→ Prompt:
Return the lines below that carry the word "font".

→ Source material:
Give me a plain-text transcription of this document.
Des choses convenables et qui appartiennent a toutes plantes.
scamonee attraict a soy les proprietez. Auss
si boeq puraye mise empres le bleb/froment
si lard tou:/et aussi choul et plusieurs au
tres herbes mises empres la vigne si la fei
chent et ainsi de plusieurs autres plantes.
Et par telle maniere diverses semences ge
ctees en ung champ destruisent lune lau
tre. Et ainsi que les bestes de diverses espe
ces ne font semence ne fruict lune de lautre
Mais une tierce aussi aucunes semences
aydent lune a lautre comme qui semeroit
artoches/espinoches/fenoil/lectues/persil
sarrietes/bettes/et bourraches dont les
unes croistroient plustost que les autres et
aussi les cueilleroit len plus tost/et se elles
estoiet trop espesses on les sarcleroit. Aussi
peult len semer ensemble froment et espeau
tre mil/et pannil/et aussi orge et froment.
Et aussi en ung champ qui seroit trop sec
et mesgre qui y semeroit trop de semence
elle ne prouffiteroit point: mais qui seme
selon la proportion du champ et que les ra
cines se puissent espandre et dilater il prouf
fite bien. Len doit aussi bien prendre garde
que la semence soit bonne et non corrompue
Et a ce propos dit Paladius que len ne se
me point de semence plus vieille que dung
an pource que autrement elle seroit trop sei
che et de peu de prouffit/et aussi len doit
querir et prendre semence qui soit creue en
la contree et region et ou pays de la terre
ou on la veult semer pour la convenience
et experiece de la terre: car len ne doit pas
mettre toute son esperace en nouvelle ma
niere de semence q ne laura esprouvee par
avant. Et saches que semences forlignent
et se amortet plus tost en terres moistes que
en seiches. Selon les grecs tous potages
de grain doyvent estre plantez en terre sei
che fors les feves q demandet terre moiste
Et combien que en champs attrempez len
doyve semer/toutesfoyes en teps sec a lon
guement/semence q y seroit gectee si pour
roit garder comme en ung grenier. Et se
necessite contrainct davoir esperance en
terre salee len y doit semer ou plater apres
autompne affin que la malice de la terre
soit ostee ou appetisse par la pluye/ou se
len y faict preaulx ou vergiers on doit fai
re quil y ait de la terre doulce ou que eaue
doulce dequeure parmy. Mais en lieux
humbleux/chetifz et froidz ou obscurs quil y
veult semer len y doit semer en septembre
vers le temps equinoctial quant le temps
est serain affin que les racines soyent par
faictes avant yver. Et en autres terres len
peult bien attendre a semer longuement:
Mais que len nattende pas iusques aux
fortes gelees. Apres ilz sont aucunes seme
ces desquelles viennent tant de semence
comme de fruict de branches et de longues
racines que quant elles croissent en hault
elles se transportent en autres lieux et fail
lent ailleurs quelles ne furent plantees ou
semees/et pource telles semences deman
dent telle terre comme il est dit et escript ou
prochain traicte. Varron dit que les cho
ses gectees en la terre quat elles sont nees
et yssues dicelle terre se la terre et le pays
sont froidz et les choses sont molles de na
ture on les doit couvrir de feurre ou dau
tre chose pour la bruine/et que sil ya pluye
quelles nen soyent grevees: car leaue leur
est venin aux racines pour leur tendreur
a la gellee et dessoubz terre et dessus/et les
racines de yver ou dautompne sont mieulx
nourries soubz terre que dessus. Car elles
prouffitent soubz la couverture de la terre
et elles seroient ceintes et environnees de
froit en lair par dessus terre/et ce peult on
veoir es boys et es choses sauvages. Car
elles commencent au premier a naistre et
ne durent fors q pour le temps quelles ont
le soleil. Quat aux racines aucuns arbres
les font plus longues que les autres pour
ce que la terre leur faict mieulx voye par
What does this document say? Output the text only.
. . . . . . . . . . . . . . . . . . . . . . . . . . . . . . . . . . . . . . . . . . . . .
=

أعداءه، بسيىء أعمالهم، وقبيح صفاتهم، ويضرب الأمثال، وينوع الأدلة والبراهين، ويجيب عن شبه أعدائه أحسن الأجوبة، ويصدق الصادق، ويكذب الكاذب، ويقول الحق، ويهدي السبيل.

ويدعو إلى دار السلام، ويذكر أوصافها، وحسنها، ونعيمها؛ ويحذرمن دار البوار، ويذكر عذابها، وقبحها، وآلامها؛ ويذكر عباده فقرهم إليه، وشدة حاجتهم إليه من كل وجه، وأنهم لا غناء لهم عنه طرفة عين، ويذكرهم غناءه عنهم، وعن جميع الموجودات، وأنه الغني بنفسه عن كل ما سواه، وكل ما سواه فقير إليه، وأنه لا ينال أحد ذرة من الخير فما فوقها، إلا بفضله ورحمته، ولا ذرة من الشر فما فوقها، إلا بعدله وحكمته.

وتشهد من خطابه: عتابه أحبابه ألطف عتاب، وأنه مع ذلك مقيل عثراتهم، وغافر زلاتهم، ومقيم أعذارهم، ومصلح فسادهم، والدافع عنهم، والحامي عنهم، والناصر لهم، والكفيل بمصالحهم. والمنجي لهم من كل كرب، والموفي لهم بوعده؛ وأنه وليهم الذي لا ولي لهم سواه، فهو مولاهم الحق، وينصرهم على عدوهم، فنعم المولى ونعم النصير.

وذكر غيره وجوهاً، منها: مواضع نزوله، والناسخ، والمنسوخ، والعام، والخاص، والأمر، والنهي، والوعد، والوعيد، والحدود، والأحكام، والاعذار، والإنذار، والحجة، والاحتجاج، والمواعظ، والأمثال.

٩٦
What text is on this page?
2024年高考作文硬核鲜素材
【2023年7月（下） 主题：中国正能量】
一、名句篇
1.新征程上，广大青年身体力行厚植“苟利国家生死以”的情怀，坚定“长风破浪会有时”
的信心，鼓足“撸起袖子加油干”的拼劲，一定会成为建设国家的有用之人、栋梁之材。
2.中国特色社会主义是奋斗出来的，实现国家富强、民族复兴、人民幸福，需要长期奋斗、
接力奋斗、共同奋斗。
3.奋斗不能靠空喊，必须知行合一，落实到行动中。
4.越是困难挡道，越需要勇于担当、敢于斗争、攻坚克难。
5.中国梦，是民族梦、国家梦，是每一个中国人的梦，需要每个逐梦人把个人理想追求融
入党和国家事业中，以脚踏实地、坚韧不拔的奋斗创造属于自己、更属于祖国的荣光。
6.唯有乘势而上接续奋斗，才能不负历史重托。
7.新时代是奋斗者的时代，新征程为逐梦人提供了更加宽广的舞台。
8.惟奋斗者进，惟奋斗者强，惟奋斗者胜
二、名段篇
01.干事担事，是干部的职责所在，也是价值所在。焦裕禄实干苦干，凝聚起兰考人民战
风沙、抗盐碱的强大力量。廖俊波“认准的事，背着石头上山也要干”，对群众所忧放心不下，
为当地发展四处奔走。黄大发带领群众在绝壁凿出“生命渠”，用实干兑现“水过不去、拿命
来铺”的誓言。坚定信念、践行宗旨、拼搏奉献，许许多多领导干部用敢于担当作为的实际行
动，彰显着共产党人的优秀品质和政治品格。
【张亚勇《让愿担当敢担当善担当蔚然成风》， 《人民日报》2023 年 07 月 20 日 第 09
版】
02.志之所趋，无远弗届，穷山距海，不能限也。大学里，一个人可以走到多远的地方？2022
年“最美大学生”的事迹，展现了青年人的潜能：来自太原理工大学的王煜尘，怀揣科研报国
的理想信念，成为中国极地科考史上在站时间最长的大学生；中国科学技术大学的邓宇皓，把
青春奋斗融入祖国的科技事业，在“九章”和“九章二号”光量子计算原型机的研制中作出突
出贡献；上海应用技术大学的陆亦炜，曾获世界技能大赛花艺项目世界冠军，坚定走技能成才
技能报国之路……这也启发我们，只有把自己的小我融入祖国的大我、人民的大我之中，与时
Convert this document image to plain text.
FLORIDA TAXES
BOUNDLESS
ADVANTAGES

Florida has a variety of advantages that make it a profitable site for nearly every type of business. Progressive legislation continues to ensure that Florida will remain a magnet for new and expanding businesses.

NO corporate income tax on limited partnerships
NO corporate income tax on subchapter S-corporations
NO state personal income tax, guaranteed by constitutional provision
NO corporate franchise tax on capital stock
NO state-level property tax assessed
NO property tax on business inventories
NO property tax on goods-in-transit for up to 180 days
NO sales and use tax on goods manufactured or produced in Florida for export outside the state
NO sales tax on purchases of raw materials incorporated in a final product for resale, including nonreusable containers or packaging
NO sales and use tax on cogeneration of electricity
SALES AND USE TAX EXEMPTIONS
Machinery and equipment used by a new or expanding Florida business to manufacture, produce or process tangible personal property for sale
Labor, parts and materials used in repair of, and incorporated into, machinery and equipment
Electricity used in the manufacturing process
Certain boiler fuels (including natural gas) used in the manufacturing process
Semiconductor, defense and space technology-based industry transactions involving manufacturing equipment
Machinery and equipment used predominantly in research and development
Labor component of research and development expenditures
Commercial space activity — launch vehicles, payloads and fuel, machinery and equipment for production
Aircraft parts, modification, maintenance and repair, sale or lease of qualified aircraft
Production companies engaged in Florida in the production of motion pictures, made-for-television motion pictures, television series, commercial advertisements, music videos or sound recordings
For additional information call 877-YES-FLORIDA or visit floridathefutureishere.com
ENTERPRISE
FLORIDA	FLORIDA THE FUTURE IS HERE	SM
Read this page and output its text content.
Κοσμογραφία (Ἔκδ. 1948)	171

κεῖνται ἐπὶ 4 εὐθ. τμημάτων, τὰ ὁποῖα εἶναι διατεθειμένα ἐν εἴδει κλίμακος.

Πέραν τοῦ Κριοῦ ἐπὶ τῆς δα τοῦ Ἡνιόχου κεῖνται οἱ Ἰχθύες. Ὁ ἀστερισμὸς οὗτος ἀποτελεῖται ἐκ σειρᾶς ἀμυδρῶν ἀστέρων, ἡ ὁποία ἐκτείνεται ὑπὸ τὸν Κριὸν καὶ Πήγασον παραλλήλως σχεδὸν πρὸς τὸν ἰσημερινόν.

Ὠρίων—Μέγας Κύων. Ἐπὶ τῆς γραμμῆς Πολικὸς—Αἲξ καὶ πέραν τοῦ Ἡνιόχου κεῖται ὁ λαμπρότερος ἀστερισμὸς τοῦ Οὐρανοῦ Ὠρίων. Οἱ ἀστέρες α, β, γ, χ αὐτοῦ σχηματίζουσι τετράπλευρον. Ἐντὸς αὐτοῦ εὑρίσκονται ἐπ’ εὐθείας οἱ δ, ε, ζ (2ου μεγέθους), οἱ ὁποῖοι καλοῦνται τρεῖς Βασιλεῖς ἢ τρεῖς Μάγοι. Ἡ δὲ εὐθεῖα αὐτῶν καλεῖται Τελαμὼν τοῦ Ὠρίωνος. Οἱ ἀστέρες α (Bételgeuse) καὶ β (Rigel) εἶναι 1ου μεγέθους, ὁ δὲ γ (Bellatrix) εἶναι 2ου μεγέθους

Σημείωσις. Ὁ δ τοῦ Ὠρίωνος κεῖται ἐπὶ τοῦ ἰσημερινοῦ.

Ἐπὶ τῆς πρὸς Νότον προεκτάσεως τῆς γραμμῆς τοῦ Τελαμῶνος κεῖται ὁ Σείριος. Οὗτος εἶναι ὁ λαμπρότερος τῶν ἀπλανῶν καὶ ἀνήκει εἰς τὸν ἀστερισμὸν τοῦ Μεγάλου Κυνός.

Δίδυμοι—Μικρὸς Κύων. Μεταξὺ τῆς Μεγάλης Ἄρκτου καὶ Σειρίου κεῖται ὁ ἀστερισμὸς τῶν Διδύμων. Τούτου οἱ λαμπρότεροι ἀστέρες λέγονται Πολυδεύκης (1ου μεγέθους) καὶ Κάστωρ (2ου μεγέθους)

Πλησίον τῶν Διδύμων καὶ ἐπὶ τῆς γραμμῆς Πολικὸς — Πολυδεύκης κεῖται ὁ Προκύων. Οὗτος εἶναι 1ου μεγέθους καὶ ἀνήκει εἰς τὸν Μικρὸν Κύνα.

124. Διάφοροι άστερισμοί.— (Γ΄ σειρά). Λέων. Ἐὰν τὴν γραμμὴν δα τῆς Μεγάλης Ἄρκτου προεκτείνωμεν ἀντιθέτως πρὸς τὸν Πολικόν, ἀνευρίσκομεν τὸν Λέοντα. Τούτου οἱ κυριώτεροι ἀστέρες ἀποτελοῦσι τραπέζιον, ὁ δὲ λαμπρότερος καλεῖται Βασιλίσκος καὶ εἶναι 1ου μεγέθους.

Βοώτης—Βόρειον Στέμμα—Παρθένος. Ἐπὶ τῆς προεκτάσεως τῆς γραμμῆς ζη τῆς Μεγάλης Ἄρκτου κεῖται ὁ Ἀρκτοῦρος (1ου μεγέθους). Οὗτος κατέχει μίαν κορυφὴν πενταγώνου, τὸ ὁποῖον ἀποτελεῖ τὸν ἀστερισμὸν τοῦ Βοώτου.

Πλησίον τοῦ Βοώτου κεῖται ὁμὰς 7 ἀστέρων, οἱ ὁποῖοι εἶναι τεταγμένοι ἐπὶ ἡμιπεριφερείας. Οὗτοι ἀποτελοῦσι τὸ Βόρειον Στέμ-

→ Finished exercise:
ces ne font semence ne fruict lune de lautre
les font plus longues que les autres pour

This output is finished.